* Task material:
****

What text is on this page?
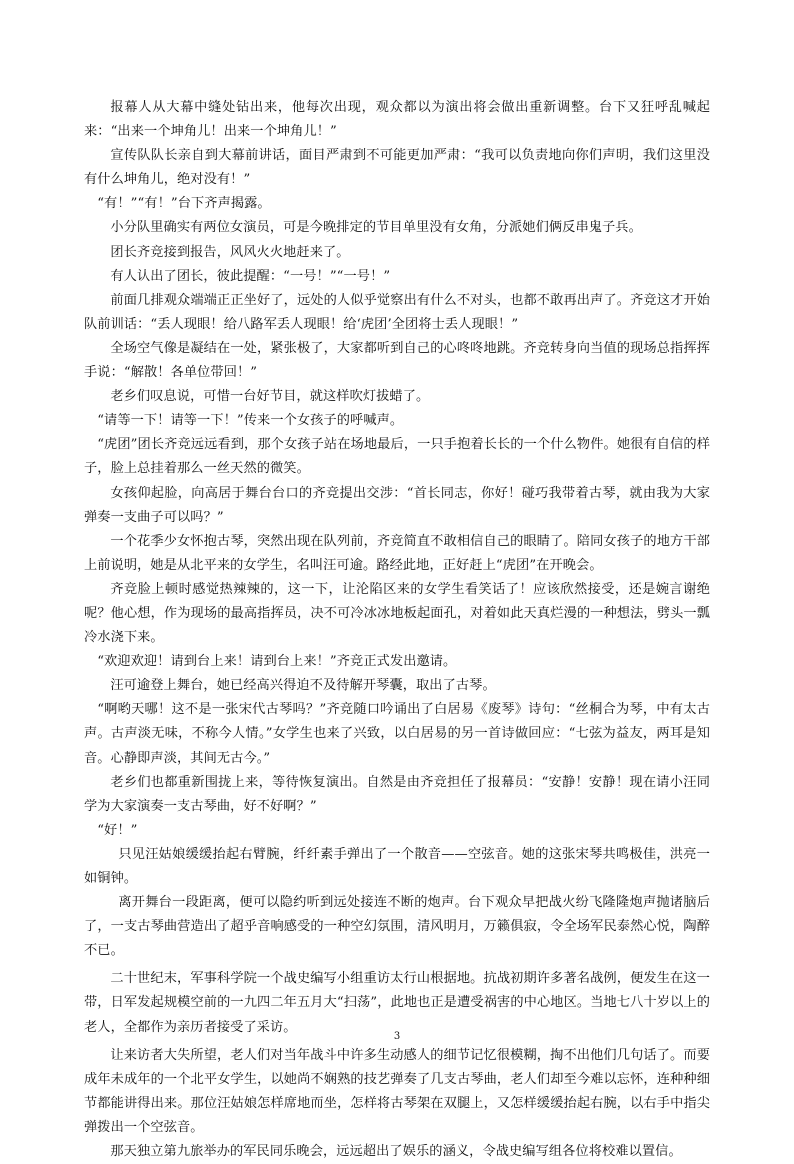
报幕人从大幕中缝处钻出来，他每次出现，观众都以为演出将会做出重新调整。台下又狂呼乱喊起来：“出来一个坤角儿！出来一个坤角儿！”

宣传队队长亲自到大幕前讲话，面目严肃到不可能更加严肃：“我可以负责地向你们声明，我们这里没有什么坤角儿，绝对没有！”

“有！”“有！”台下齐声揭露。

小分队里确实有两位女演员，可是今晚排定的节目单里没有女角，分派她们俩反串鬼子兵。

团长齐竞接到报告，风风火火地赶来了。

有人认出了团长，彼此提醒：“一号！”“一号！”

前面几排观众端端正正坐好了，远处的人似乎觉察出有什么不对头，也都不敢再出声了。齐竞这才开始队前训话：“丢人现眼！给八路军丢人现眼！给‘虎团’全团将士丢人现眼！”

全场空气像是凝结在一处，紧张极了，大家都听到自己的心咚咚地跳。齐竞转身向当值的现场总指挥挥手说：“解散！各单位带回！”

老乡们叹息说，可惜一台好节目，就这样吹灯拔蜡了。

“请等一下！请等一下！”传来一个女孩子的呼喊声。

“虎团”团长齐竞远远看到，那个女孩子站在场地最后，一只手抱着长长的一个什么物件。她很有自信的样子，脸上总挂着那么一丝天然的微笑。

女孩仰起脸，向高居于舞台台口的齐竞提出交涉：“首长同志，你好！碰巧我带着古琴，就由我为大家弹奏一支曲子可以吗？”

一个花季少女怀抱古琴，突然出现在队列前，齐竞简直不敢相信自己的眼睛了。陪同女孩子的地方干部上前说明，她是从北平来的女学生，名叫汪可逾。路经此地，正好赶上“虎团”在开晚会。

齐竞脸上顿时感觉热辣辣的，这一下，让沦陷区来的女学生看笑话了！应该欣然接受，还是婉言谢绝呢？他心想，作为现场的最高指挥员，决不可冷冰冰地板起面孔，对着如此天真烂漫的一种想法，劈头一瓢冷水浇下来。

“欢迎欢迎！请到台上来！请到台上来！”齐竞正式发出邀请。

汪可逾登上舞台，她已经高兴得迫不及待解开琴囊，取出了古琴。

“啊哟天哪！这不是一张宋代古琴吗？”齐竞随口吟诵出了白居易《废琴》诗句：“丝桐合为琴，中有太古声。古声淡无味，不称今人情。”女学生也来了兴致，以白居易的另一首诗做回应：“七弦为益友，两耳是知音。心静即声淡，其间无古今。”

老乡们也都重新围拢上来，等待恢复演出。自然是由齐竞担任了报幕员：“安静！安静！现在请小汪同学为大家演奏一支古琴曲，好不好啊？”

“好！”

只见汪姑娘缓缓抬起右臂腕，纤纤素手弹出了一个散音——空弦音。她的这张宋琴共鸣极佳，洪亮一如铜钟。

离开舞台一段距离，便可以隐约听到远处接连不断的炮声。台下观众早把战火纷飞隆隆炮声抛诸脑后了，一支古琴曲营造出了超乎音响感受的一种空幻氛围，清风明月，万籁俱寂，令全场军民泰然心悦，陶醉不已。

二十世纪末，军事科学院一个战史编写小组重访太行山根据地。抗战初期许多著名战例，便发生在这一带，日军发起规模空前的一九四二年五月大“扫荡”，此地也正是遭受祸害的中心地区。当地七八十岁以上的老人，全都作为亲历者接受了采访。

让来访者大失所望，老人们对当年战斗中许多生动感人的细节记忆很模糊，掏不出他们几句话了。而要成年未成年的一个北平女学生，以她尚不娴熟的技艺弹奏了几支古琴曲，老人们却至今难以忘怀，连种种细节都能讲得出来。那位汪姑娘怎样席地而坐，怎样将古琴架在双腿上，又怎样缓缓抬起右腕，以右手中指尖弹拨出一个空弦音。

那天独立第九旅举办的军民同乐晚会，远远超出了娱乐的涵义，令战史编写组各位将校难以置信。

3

****

* Request:
Copy the whole listing above word for word but do not carry over the pictures.

* Task output:
What text is on this page?
报幕人从大幕中缝处钻出来，他每次出现，观众都以为演出将会做出重新调整。台下又狂呼乱喊起来：“出来一个坤角儿！出来一个坤角儿！”

宣传队队长亲自到大幕前讲话，面目严肃到不可能更加严肃：“我可以负责地向你们声明，我们这里没有什么坤角儿，绝对没有！”

“有！”“有！”台下齐声揭露。

小分队里确实有两位女演员，可是今晚排定的节目单里没有女角，分派她们俩反串鬼子兵。

团长齐竞接到报告，风风火火地赶来了。

有人认出了团长，彼此提醒：“一号！”“一号！”

前面几排观众端端正正坐好了，远处的人似乎觉察出有什么不对头，也都不敢再出声了。齐竞这才开始队前训话：“丢人现眼！给八路军丢人现眼！给‘虎团’全团将士丢人现眼！”

全场空气像是凝结在一处，紧张极了，大家都听到自己的心咚咚地跳。齐竞转身向当值的现场总指挥挥手说：“解散！各单位带回！”

老乡们叹息说，可惜一台好节目，就这样吹灯拔蜡了。

“请等一下！请等一下！”传来一个女孩子的呼喊声。

“虎团”团长齐竞远远看到，那个女孩子站在场地最后，一只手抱着长长的一个什么物件。她很有自信的样子，脸上总挂着那么一丝天然的微笑。

女孩仰起脸，向高居于舞台台口的齐竞提出交涉：“首长同志，你好！碰巧我带着古琴，就由我为大家弹奏一支曲子可以吗？”

一个花季少女怀抱古琴，突然出现在队列前，齐竞简直不敢相信自己的眼睛了。陪同女孩子的地方干部上前说明，她是从北平来的女学生，名叫汪可逾。路经此地，正好赶上“虎团”在开晚会。

齐竞脸上顿时感觉热辣辣的，这一下，让沦陷区来的女学生看笑话了！应该欣然接受，还是婉言谢绝呢？他心想，作为现场的最高指挥员，决不可冷冰冰地板起面孔，对着如此天真烂漫的一种想法，劈头一瓢冷水浇下来。

“欢迎欢迎！请到台上来！请到台上来！”齐竞正式发出邀请。

汪可逾登上舞台，她已经高兴得迫不及待解开琴囊，取出了古琴。

“啊哟天哪！这不是一张宋代古琴吗？”齐竞随口吟诵出了白居易《废琴》诗句：“丝桐合为琴，中有太古声。古声淡无味，不称今人情。”女学生也来了兴致，以白居易的另一首诗做回应：“七弦为益友，两耳是知音。心静即声淡，其间无古今。”

老乡们也都重新围拢上来，等待恢复演出。自然是由齐竞担任了报幕员：“安静！安静！现在请小汪同学为大家演奏一支古琴曲，好不好啊？”

“好！”

只见汪姑娘缓缓抬起右臂腕，纤纤素手弹出了一个散音——空弦音。她的这张宋琴共鸣极佳，洪亮一如铜钟。

离开舞台一段距离，便可以隐约听到远处接连不断的炮声。台下观众早把战火纷飞隆隆炮声抛诸脑后了，一支古琴曲营造出了超乎音响感受的一种空幻氛围，清风明月，万籁俱寂，令全场军民泰然心悦，陶醉不已。

二十世纪末，军事科学院一个战史编写小组重访太行山根据地。抗战初期许多著名战例，便发生在这一带，日军发起规模空前的一九四二年五月大“扫荡”，此地也正是遭受祸害的中心地区。当地七八十岁以上的老人，全都作为亲历者接受了采访。

让来访者大失所望，老人们对当年战斗中许多生动感人的细节记忆很模糊，掏不出他们几句话了。而要成年未成年的一个北平女学生，以她尚不娴熟的技艺弹奏了几支古琴曲，老人们却至今难以忘怀，连种种细节都能讲得出来。那位汪姑娘怎样席地而坐，怎样将古琴架在双腿上，又怎样缓缓抬起右腕，以右手中指尖弹拨出一个空弦音。

那天独立第九旅举办的军民同乐晚会，远远超出了娱乐的涵义，令战史编写组各位将校难以置信。

3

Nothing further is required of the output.